(Data entries)
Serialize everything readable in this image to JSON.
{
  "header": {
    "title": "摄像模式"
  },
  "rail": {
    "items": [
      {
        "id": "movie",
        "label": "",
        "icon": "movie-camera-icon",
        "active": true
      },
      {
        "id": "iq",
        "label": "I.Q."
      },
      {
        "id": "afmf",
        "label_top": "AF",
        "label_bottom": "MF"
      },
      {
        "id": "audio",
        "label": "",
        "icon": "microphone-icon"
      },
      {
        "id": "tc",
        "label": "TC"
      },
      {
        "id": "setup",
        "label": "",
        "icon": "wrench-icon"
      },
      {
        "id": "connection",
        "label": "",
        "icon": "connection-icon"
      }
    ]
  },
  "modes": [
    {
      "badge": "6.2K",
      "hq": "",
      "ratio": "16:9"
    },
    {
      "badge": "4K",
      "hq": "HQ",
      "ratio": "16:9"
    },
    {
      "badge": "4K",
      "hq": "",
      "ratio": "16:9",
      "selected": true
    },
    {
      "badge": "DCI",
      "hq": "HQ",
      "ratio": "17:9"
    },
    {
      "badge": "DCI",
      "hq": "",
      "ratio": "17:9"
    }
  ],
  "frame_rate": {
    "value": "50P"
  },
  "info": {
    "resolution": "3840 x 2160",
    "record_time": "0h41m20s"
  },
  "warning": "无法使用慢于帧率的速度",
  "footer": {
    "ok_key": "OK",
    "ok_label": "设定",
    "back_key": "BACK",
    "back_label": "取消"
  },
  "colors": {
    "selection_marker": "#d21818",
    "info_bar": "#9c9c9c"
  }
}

• _Exercise directions_
Gather each line of the listing containing the word "icon" and show it.

• _Full solution_
        "icon": "movie-camera-icon",
        "icon": "microphone-icon"
        "icon": "wrench-icon"
        "icon": "connection-icon"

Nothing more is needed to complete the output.